• **Task to complete**
Each line that holds the word "meter" counts once. Give the total number of such lines and nothing else.

• **Data shown**
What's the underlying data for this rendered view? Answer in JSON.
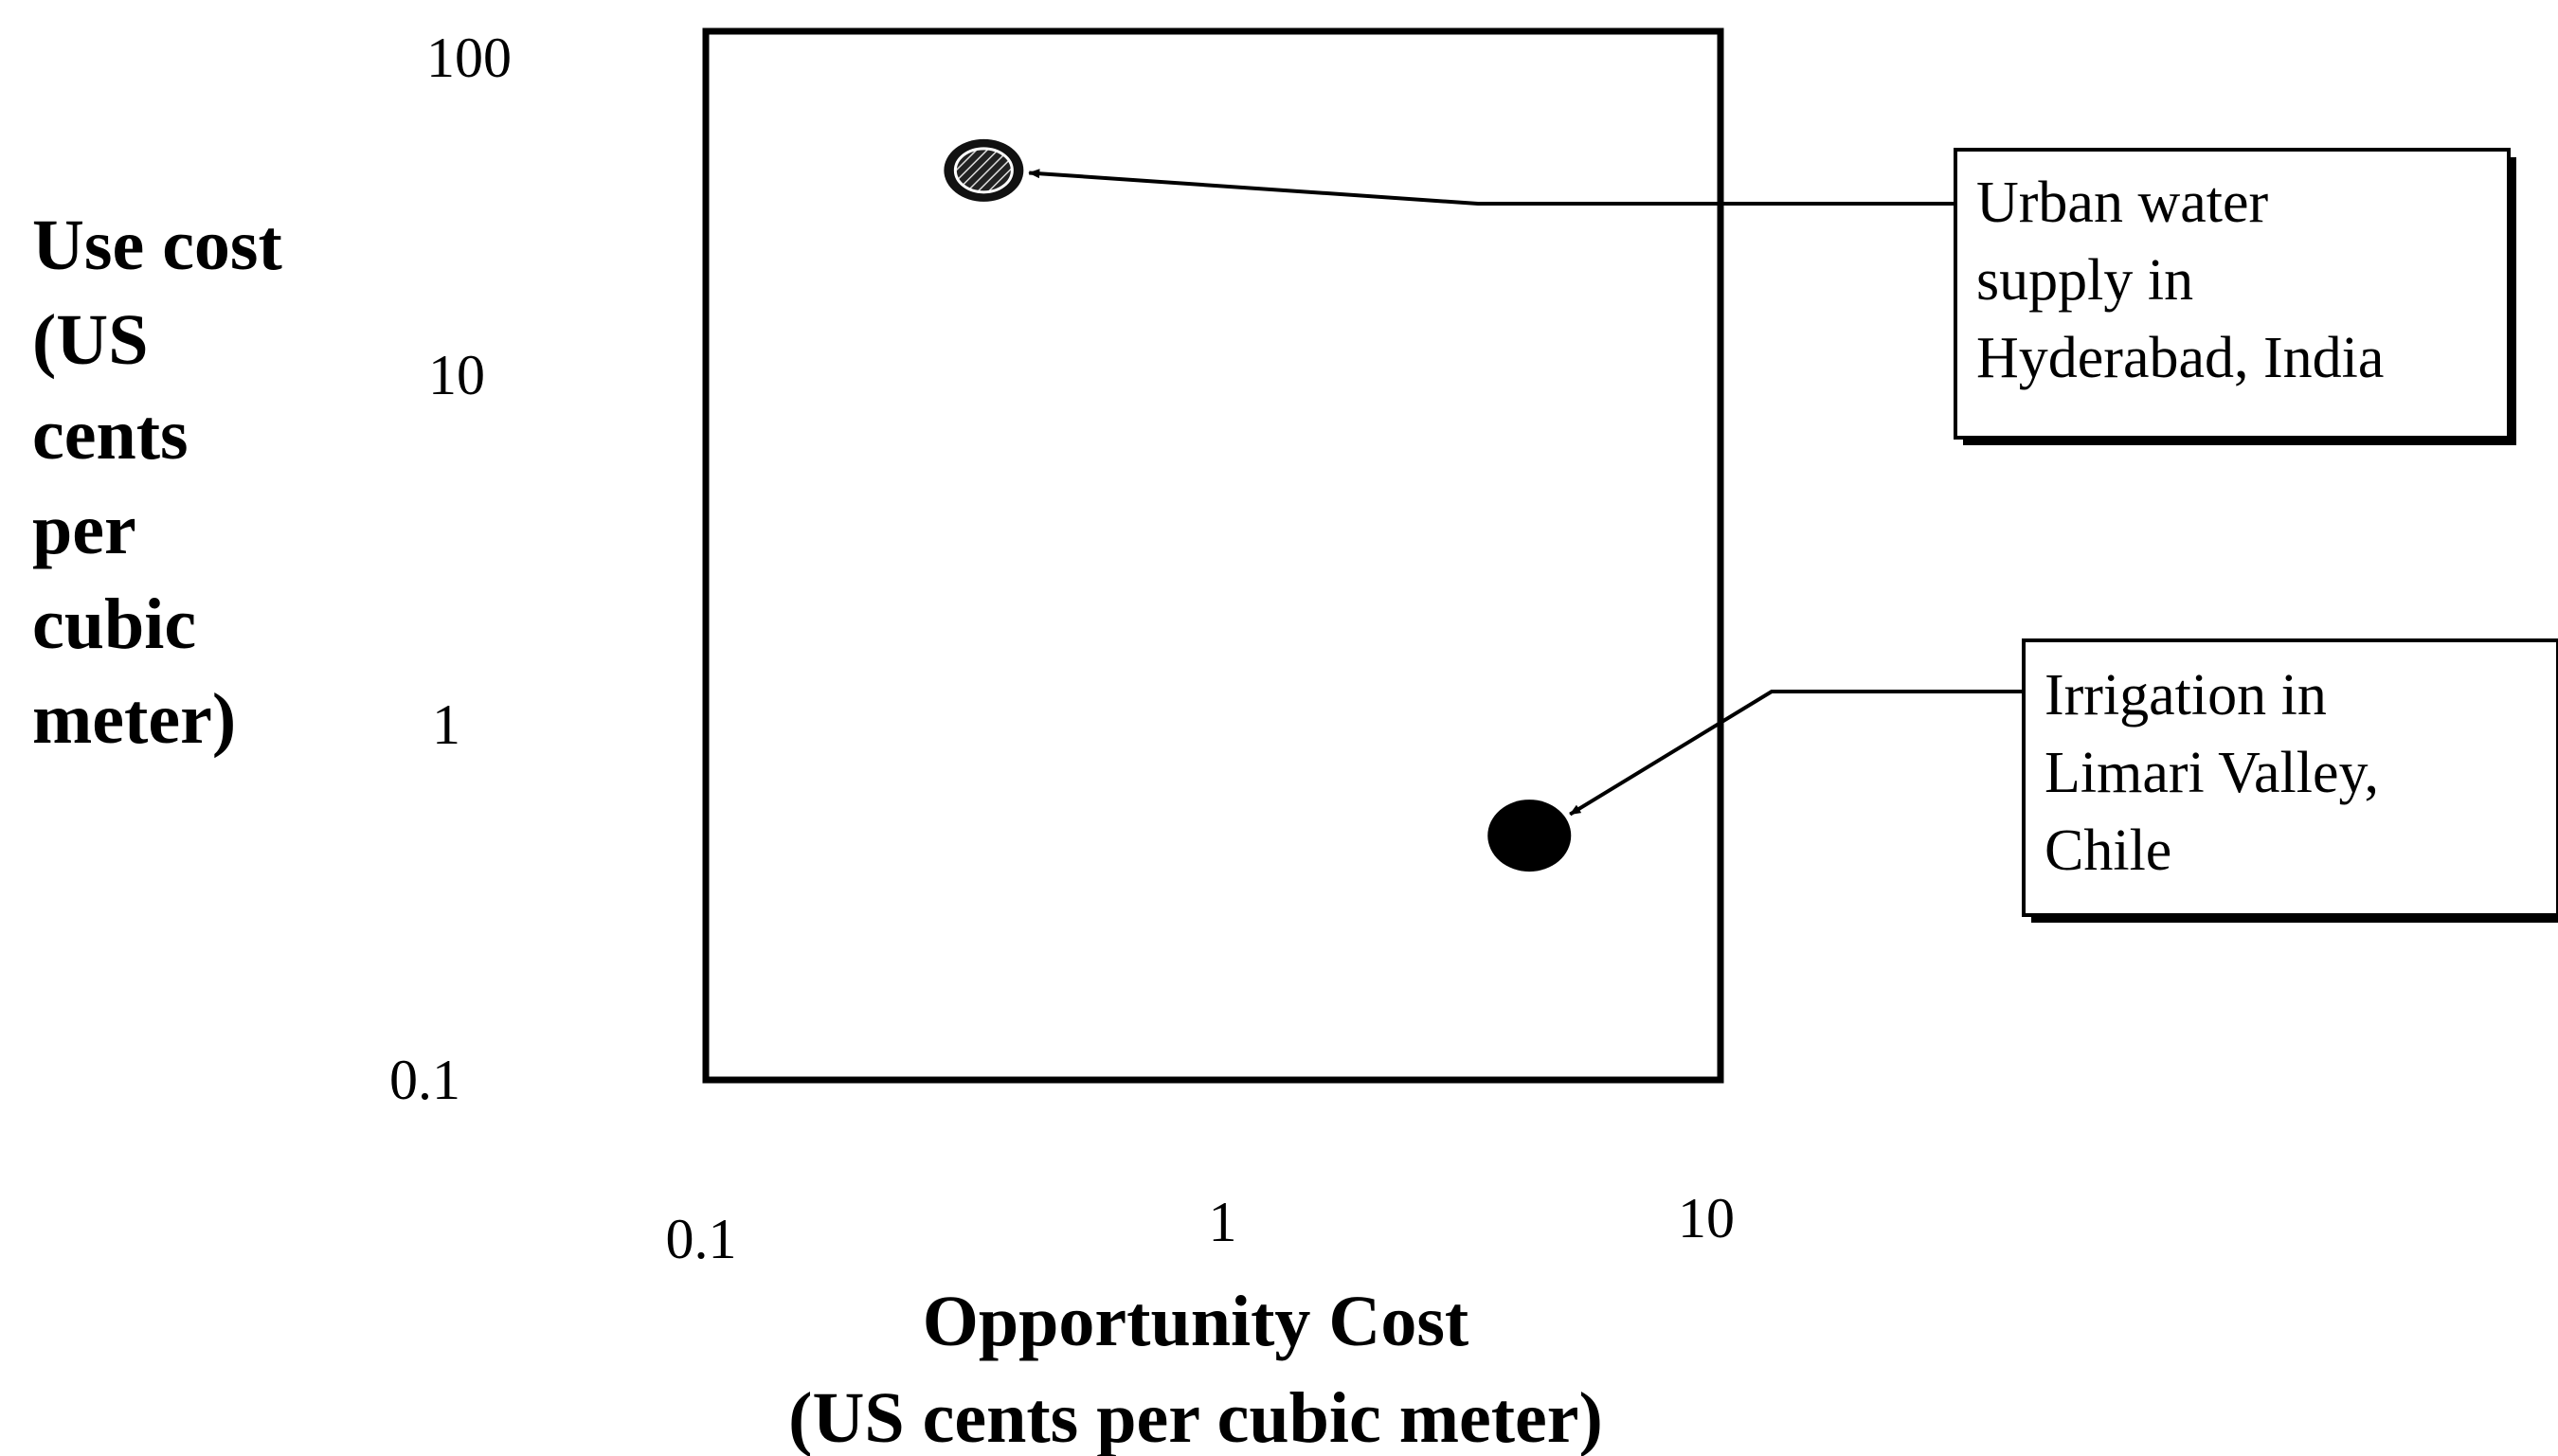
{
  "chart_data": {
    "type": "scatter",
    "title": "",
    "xlabel": "Opportunity Cost",
    "xlabel_units": "(US cents per cubic meter)",
    "ylabel_lines": [
      "Use cost",
      "(US",
      "cents",
      "per",
      "cubic",
      "meter)"
    ],
    "x_scale": "log",
    "y_scale": "log",
    "xlim": [
      0.1,
      10
    ],
    "ylim": [
      0.1,
      100
    ],
    "x_ticks": [
      {
        "value": 0.1,
        "label": "0.1"
      },
      {
        "value": 1,
        "label": "1"
      },
      {
        "value": 10,
        "label": "10"
      }
    ],
    "y_ticks": [
      {
        "value": 100,
        "label": "100"
      },
      {
        "value": 10,
        "label": "10"
      },
      {
        "value": 1,
        "label": "1"
      },
      {
        "value": 0.1,
        "label": "0.1"
      }
    ],
    "grid": false,
    "legend": "none",
    "points": [
      {
        "id": "urban",
        "x": 0.35,
        "y": 40,
        "style": "hatched",
        "label_lines": [
          "Urban water",
          "supply in",
          "Hyderabad, India"
        ]
      },
      {
        "id": "irrigation",
        "x": 4.2,
        "y": 0.5,
        "style": "solid",
        "label_lines": [
          "Irrigation in",
          "Limari Valley,",
          "Chile"
        ]
      }
    ]
  }
}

• **Reply**
2